= TASK STATEMENT =
Images excluded, repeat each entry below exactly.

(Entries from a visual dataset)
________________________

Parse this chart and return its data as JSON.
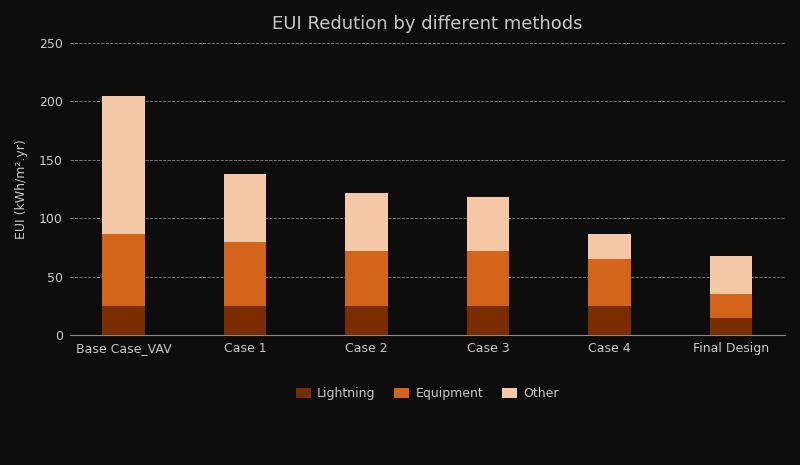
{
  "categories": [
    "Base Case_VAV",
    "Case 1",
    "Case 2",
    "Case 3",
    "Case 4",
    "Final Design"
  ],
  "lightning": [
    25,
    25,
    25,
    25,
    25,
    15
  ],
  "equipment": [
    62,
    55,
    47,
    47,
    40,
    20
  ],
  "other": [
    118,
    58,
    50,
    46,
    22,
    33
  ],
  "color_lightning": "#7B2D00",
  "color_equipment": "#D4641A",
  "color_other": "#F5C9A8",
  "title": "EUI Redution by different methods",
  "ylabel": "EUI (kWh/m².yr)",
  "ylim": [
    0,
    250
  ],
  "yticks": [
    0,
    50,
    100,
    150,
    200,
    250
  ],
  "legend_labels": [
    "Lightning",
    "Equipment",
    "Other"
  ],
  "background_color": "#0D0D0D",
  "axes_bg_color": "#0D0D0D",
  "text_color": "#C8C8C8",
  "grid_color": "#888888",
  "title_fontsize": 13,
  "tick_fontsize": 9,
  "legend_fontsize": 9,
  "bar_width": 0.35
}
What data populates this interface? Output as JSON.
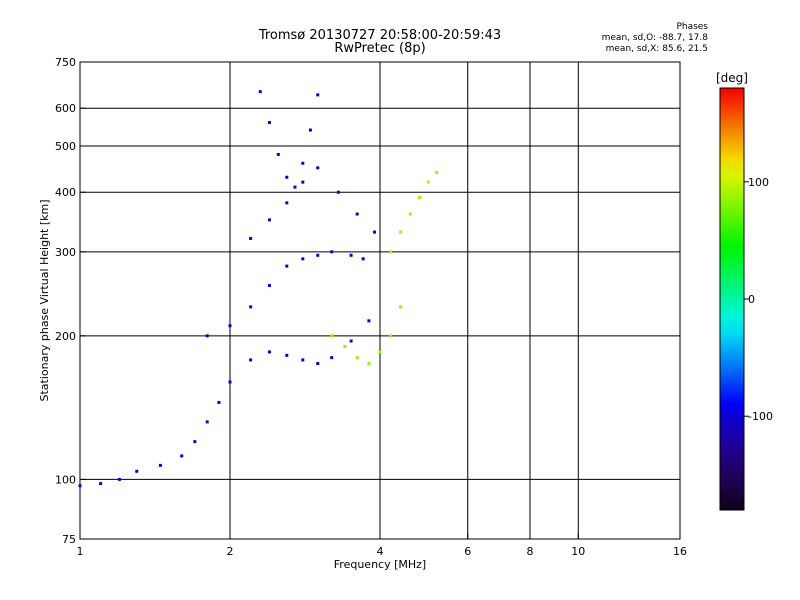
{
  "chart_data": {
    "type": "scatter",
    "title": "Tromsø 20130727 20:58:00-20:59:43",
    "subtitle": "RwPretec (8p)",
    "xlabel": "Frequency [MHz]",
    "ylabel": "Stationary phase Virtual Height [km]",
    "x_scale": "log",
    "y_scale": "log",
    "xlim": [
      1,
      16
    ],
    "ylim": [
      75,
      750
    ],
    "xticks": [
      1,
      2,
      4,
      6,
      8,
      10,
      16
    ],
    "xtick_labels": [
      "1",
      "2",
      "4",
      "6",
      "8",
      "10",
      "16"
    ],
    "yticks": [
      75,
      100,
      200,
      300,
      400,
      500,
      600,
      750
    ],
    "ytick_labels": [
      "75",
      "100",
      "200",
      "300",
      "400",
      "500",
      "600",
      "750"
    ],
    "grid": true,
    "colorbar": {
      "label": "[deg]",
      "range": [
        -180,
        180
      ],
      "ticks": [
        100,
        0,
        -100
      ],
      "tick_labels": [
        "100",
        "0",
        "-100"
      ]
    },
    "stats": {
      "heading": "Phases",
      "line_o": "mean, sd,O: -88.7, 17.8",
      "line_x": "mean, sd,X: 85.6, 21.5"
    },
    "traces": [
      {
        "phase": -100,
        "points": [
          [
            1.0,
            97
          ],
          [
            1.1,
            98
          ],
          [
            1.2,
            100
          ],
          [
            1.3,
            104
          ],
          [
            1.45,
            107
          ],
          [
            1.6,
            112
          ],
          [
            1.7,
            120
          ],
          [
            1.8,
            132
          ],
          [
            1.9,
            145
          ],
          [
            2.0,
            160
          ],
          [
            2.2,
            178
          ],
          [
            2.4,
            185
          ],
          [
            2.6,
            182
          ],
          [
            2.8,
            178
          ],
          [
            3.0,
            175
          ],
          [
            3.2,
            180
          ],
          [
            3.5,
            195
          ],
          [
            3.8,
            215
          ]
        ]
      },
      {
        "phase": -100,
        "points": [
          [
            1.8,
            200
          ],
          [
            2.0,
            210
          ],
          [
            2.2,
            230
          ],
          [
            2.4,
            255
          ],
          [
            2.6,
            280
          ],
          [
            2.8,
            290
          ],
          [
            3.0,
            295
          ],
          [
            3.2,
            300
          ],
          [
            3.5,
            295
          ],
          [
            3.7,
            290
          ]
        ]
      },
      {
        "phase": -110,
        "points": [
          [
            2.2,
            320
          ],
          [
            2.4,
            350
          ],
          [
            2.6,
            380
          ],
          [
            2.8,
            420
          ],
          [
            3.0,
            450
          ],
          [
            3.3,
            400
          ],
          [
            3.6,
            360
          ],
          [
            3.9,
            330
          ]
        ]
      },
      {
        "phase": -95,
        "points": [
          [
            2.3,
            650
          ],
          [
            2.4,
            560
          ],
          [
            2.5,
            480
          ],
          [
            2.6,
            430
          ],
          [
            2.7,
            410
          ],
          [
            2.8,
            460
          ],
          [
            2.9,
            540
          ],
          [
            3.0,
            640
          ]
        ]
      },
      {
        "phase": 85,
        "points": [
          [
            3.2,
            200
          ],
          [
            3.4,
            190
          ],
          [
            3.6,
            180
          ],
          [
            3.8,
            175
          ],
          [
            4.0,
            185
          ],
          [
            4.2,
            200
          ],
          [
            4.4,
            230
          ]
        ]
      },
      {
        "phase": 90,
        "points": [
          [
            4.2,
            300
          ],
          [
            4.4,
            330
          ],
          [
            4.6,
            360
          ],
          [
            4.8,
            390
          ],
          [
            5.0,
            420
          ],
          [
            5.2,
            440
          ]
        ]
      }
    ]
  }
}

________________________

= REPLY =
Parse this chart and return its data as JSON.
{
  "categories": [
    "Base Case_VAV",
    "Case 1",
    "Case 2",
    "Case 3",
    "Case 4",
    "Final Design"
  ],
  "lightning": [
    25,
    25,
    25,
    25,
    25,
    15
  ],
  "equipment": [
    62,
    55,
    47,
    47,
    40,
    20
  ],
  "other": [
    118,
    58,
    50,
    46,
    22,
    33
  ],
  "color_lightning": "#7B2D00",
  "color_equipment": "#D4641A",
  "color_other": "#F5C9A8",
  "title": "EUI Redution by different methods",
  "ylabel": "EUI (kWh/m².yr)",
  "ylim": [
    0,
    250
  ],
  "yticks": [
    0,
    50,
    100,
    150,
    200,
    250
  ],
  "legend_labels": [
    "Lightning",
    "Equipment",
    "Other"
  ],
  "background_color": "#0D0D0D",
  "axes_bg_color": "#0D0D0D",
  "text_color": "#C8C8C8",
  "grid_color": "#888888",
  "title_fontsize": 13,
  "tick_fontsize": 9,
  "legend_fontsize": 9,
  "bar_width": 0.35
}
What data populates this interface? Output as JSON.
{
  "chart_data": {
    "type": "scatter",
    "title": "Tromsø 20130727 20:58:00-20:59:43",
    "subtitle": "RwPretec (8p)",
    "xlabel": "Frequency [MHz]",
    "ylabel": "Stationary phase Virtual Height [km]",
    "x_scale": "log",
    "y_scale": "log",
    "xlim": [
      1,
      16
    ],
    "ylim": [
      75,
      750
    ],
    "xticks": [
      1,
      2,
      4,
      6,
      8,
      10,
      16
    ],
    "xtick_labels": [
      "1",
      "2",
      "4",
      "6",
      "8",
      "10",
      "16"
    ],
    "yticks": [
      75,
      100,
      200,
      300,
      400,
      500,
      600,
      750
    ],
    "ytick_labels": [
      "75",
      "100",
      "200",
      "300",
      "400",
      "500",
      "600",
      "750"
    ],
    "grid": true,
    "colorbar": {
      "label": "[deg]",
      "range": [
        -180,
        180
      ],
      "ticks": [
        100,
        0,
        -100
      ],
      "tick_labels": [
        "100",
        "0",
        "-100"
      ]
    },
    "stats": {
      "heading": "Phases",
      "line_o": "mean, sd,O: -88.7, 17.8",
      "line_x": "mean, sd,X: 85.6, 21.5"
    },
    "traces": [
      {
        "phase": -100,
        "points": [
          [
            1.0,
            97
          ],
          [
            1.1,
            98
          ],
          [
            1.2,
            100
          ],
          [
            1.3,
            104
          ],
          [
            1.45,
            107
          ],
          [
            1.6,
            112
          ],
          [
            1.7,
            120
          ],
          [
            1.8,
            132
          ],
          [
            1.9,
            145
          ],
          [
            2.0,
            160
          ],
          [
            2.2,
            178
          ],
          [
            2.4,
            185
          ],
          [
            2.6,
            182
          ],
          [
            2.8,
            178
          ],
          [
            3.0,
            175
          ],
          [
            3.2,
            180
          ],
          [
            3.5,
            195
          ],
          [
            3.8,
            215
          ]
        ]
      },
      {
        "phase": -100,
        "points": [
          [
            1.8,
            200
          ],
          [
            2.0,
            210
          ],
          [
            2.2,
            230
          ],
          [
            2.4,
            255
          ],
          [
            2.6,
            280
          ],
          [
            2.8,
            290
          ],
          [
            3.0,
            295
          ],
          [
            3.2,
            300
          ],
          [
            3.5,
            295
          ],
          [
            3.7,
            290
          ]
        ]
      },
      {
        "phase": -110,
        "points": [
          [
            2.2,
            320
          ],
          [
            2.4,
            350
          ],
          [
            2.6,
            380
          ],
          [
            2.8,
            420
          ],
          [
            3.0,
            450
          ],
          [
            3.3,
            400
          ],
          [
            3.6,
            360
          ],
          [
            3.9,
            330
          ]
        ]
      },
      {
        "phase": -95,
        "points": [
          [
            2.3,
            650
          ],
          [
            2.4,
            560
          ],
          [
            2.5,
            480
          ],
          [
            2.6,
            430
          ],
          [
            2.7,
            410
          ],
          [
            2.8,
            460
          ],
          [
            2.9,
            540
          ],
          [
            3.0,
            640
          ]
        ]
      },
      {
        "phase": 85,
        "points": [
          [
            3.2,
            200
          ],
          [
            3.4,
            190
          ],
          [
            3.6,
            180
          ],
          [
            3.8,
            175
          ],
          [
            4.0,
            185
          ],
          [
            4.2,
            200
          ],
          [
            4.4,
            230
          ]
        ]
      },
      {
        "phase": 90,
        "points": [
          [
            4.2,
            300
          ],
          [
            4.4,
            330
          ],
          [
            4.6,
            360
          ],
          [
            4.8,
            390
          ],
          [
            5.0,
            420
          ],
          [
            5.2,
            440
          ]
        ]
      }
    ]
  }
}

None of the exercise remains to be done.